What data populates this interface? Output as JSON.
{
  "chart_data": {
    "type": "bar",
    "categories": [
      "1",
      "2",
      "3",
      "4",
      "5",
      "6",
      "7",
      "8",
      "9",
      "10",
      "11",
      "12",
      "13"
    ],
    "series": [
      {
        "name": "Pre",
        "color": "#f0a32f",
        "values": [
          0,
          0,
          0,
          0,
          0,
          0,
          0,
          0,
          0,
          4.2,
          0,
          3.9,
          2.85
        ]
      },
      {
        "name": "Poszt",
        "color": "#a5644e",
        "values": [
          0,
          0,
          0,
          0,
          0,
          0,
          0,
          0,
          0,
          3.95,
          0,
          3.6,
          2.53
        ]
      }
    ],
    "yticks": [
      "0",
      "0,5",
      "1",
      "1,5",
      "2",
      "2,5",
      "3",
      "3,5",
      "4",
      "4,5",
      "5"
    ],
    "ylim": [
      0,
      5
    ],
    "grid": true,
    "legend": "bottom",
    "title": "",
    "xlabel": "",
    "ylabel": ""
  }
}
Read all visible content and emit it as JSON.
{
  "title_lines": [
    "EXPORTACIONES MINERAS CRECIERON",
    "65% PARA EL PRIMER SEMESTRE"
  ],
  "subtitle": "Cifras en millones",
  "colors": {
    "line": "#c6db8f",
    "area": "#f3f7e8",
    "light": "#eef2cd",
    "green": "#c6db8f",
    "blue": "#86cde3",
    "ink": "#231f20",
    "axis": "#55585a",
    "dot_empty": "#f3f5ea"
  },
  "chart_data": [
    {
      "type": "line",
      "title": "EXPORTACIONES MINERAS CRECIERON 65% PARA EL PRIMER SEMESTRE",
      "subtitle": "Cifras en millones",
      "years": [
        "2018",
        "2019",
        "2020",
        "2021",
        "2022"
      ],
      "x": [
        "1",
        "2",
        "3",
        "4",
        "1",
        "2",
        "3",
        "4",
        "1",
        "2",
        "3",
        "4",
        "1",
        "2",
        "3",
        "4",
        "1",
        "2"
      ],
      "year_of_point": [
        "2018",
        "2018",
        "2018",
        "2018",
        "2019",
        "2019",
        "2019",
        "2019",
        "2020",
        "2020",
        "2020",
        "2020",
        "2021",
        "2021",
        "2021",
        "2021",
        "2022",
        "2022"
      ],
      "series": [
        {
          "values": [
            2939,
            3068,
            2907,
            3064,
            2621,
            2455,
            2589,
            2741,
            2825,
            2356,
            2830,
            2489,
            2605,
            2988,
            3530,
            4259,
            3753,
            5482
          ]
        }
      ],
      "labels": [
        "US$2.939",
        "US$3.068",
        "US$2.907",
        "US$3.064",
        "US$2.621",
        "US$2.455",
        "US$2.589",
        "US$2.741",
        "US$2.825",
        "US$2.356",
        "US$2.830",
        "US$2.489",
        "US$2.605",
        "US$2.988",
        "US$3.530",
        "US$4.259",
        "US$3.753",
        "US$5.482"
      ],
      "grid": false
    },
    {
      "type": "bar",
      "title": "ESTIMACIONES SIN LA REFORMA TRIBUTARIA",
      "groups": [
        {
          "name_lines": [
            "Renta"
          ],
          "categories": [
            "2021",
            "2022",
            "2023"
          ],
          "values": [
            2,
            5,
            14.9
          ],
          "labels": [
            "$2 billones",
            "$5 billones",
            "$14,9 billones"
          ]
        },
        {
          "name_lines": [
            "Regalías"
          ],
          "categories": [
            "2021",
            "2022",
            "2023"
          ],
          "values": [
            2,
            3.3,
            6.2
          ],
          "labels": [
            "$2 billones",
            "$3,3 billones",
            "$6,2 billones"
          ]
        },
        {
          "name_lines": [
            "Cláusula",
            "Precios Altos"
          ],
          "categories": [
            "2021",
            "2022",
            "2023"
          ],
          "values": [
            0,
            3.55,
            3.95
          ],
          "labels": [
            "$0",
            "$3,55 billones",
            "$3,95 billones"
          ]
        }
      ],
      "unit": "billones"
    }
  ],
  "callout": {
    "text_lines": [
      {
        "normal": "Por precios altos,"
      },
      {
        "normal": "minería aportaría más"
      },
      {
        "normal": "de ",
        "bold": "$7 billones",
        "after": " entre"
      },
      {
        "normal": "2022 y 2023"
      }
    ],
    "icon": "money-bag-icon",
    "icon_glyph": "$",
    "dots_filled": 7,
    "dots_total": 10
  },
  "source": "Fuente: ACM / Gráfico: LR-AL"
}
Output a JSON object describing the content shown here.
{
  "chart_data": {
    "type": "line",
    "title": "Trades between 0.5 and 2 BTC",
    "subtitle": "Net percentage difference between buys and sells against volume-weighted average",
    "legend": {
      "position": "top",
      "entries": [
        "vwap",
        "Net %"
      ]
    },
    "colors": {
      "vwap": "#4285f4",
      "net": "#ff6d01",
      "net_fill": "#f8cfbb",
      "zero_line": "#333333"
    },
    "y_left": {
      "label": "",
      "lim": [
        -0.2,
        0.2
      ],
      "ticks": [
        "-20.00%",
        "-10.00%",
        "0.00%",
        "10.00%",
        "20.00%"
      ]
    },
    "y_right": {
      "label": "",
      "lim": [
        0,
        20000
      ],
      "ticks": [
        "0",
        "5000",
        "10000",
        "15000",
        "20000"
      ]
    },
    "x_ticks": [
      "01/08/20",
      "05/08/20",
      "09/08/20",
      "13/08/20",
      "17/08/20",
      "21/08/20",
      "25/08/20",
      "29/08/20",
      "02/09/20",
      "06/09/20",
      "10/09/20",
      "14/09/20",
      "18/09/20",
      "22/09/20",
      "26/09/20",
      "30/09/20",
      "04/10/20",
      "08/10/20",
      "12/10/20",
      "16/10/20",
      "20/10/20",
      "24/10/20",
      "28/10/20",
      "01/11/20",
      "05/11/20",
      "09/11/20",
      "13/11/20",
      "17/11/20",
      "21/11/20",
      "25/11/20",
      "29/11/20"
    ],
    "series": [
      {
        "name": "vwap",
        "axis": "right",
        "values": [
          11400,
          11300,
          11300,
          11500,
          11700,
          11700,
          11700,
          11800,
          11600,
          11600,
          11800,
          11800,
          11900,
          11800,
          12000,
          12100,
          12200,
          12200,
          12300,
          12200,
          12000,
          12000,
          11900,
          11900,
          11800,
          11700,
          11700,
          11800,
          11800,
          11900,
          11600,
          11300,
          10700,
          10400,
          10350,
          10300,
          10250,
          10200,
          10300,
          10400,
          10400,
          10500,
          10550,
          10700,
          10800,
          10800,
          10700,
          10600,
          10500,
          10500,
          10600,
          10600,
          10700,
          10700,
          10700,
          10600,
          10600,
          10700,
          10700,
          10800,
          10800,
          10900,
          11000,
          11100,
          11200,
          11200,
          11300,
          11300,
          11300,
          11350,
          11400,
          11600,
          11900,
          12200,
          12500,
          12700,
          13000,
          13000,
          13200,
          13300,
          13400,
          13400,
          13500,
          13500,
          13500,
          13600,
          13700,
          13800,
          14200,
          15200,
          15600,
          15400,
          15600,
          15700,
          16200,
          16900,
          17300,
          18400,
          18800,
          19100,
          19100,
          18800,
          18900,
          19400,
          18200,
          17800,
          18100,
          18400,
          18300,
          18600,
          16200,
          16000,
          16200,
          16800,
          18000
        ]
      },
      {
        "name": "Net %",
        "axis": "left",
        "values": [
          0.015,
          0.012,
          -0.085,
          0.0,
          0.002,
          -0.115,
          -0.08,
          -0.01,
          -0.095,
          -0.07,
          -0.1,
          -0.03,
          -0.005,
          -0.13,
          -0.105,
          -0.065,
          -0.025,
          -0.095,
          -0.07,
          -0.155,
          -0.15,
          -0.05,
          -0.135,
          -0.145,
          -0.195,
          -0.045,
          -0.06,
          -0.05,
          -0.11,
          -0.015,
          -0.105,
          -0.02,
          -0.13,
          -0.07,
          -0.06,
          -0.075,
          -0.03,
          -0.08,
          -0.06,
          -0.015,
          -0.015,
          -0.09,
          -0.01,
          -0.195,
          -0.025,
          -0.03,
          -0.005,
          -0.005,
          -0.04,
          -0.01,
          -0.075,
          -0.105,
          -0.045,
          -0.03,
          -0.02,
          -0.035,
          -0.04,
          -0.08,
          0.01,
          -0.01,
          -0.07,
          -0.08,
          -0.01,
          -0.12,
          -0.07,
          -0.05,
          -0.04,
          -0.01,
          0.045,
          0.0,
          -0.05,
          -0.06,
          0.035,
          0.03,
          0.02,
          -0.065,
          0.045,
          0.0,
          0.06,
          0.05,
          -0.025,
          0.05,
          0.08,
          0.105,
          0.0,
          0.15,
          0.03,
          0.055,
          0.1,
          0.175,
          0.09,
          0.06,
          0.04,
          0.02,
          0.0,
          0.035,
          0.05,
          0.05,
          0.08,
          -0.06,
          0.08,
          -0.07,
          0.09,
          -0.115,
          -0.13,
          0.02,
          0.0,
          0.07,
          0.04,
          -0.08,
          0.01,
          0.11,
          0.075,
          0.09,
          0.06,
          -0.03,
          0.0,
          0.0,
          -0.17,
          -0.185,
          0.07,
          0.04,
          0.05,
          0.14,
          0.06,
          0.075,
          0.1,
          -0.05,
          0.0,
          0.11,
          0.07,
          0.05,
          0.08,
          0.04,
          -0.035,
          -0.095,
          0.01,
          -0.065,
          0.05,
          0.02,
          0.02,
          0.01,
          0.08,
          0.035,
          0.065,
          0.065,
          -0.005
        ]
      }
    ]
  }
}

________________

- [AIM]: Copy out every line of the listing that includes the string "SEMESTRE".

- [RESULT OF THIS TASK]:
    "65% PARA EL PRIMER SEMESTRE"
      "title": "EXPORTACIONES MINERAS CRECIERON 65% PARA EL PRIMER SEMESTRE",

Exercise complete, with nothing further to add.